Problem details: Copy out the lines of the entries below word for word, leaving out the pictures.

Dataset excerpts:
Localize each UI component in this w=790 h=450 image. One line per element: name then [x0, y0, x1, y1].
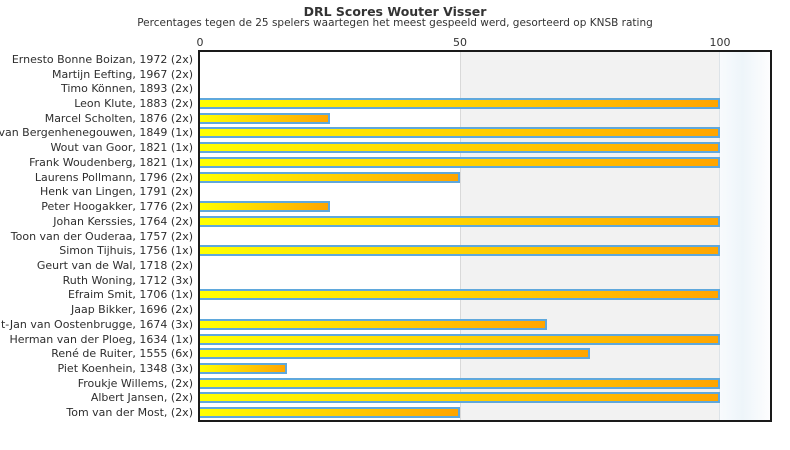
- y-axis-label: Martijn Eefting, 1967 (2x): [52, 67, 193, 81]
- bar: [200, 377, 720, 389]
- y-axis-label: Toon van der Ouderaa, 1757 (2x): [10, 229, 193, 243]
- y-axis-label: Tom van der Most, (2x): [66, 406, 193, 420]
- bar: [200, 333, 720, 345]
- bar: [200, 348, 590, 360]
- y-axis-label: Ernesto Bonne Boizan, 1972 (2x): [11, 52, 193, 66]
- y-axis-label: Frank Woudenberg, 1821 (1x): [29, 155, 193, 169]
- y-axis-label: Geurt van de Wal, 1718 (2x): [36, 258, 193, 272]
- bar: [200, 112, 330, 124]
- chart-subtitle: Percentages tegen de 25 spelers waartege…: [137, 17, 653, 29]
- chart-title: DRL Scores Wouter Visser: [303, 4, 487, 19]
- y-axis-label: van Bergenhenegouwen, 1849 (1x): [0, 126, 193, 140]
- bar: [200, 127, 720, 139]
- y-axis-label: Herman van der Ploeg, 1634 (1x): [9, 332, 193, 346]
- bar: [200, 245, 720, 257]
- bar: [200, 201, 330, 213]
- y-axis-label: Leon Klute, 1883 (2x): [74, 97, 193, 111]
- y-axis-label: Efraim Smit, 1706 (1x): [68, 288, 193, 302]
- bar: [200, 407, 460, 419]
- y-axis-label: Johan Kerssies, 1764 (2x): [53, 214, 193, 228]
- y-axis-label: Henk van Lingen, 1791 (2x): [39, 185, 193, 199]
- y-axis-label: t-Jan van Oostenbrugge, 1674 (3x): [0, 317, 193, 331]
- y-axis-label: Jaap Bikker, 1696 (2x): [70, 303, 193, 317]
- bar: [200, 98, 720, 110]
- x-axis-tick-label: 50: [453, 36, 467, 49]
- y-axis-label: Marcel Scholten, 1876 (2x): [44, 111, 193, 125]
- bar: [200, 171, 460, 183]
- x-axis-tick-label: 0: [196, 36, 204, 49]
- bar: [200, 318, 547, 330]
- y-axis-label: Ruth Woning, 1712 (3x): [62, 273, 193, 287]
- y-axis-label: Simon Tijhuis, 1756 (1x): [59, 244, 193, 258]
- bar: [200, 215, 720, 227]
- y-axis-label: Wout van Goor, 1821 (1x): [50, 141, 193, 155]
- bar: [200, 156, 720, 168]
- bar: [200, 142, 720, 154]
- y-axis-label: Froukje Willems, (2x): [77, 376, 193, 390]
- y-axis-label: Peter Hoogakker, 1776 (2x): [41, 200, 193, 214]
- y-axis-label: Piet Koenhein, 1348 (3x): [57, 361, 193, 375]
- overflow-band: [720, 52, 770, 420]
- y-axis-label: René de Ruiter, 1555 (6x): [51, 347, 193, 361]
- plot-area: [198, 50, 772, 422]
- bar: [200, 362, 287, 374]
- y-axis-label: Laurens Pollmann, 1796 (2x): [34, 170, 193, 184]
- bar: [200, 392, 720, 404]
- x-axis-tick-label: 100: [709, 36, 731, 49]
- y-axis-label: Timo Können, 1893 (2x): [60, 82, 193, 96]
- bar: [200, 289, 720, 301]
- y-axis-label: Albert Jansen, (2x): [90, 391, 193, 405]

Solution to this exercise:
Localize each UI component in this w=790 h=450 image. One line per element: name then [x0, y0, x1, y1].
- y-axis-label: Martijn Eefting, 1967 (2x): [52, 67, 193, 81]
- bar: [200, 377, 720, 389]
- y-axis-label: Toon van der Ouderaa, 1757 (2x): [10, 229, 193, 243]
- y-axis-label: Tom van der Most, (2x): [66, 406, 193, 420]
- bar: [200, 333, 720, 345]
- bar: [200, 348, 590, 360]
- y-axis-label: Ernesto Bonne Boizan, 1972 (2x): [11, 52, 193, 66]
- y-axis-label: Frank Woudenberg, 1821 (1x): [29, 155, 193, 169]
- y-axis-label: Geurt van de Wal, 1718 (2x): [36, 258, 193, 272]
- bar: [200, 112, 330, 124]
- chart-subtitle: Percentages tegen de 25 spelers waartege…: [137, 17, 653, 29]
- chart-title: DRL Scores Wouter Visser: [303, 4, 487, 19]
- y-axis-label: van Bergenhenegouwen, 1849 (1x): [0, 126, 193, 140]
- bar: [200, 127, 720, 139]
- y-axis-label: Herman van der Ploeg, 1634 (1x): [9, 332, 193, 346]
- bar: [200, 245, 720, 257]
- bar: [200, 201, 330, 213]
- y-axis-label: Leon Klute, 1883 (2x): [74, 97, 193, 111]
- y-axis-label: Efraim Smit, 1706 (1x): [68, 288, 193, 302]
- bar: [200, 407, 460, 419]
- y-axis-label: Johan Kerssies, 1764 (2x): [53, 214, 193, 228]
- y-axis-label: Henk van Lingen, 1791 (2x): [39, 185, 193, 199]
- y-axis-label: t-Jan van Oostenbrugge, 1674 (3x): [0, 317, 193, 331]
- y-axis-label: Jaap Bikker, 1696 (2x): [70, 303, 193, 317]
- bar: [200, 98, 720, 110]
- x-axis-tick-label: 50: [453, 36, 467, 49]
- y-axis-label: Marcel Scholten, 1876 (2x): [44, 111, 193, 125]
- bar: [200, 171, 460, 183]
- x-axis-tick-label: 0: [196, 36, 204, 49]
- bar: [200, 318, 547, 330]
- y-axis-label: Ruth Woning, 1712 (3x): [62, 273, 193, 287]
- y-axis-label: Simon Tijhuis, 1756 (1x): [59, 244, 193, 258]
- bar: [200, 215, 720, 227]
- y-axis-label: Wout van Goor, 1821 (1x): [50, 141, 193, 155]
- bar: [200, 156, 720, 168]
- bar: [200, 142, 720, 154]
- y-axis-label: Froukje Willems, (2x): [77, 376, 193, 390]
- y-axis-label: Peter Hoogakker, 1776 (2x): [41, 200, 193, 214]
- y-axis-label: Piet Koenhein, 1348 (3x): [57, 361, 193, 375]
- overflow-band: [720, 52, 770, 420]
- y-axis-label: René de Ruiter, 1555 (6x): [51, 347, 193, 361]
- plot-area: [198, 50, 772, 422]
- bar: [200, 362, 287, 374]
- y-axis-label: Laurens Pollmann, 1796 (2x): [34, 170, 193, 184]
- bar: [200, 392, 720, 404]
- x-axis-tick-label: 100: [709, 36, 731, 49]
- y-axis-label: Timo Können, 1893 (2x): [60, 82, 193, 96]
- bar: [200, 289, 720, 301]
- y-axis-label: Albert Jansen, (2x): [90, 391, 193, 405]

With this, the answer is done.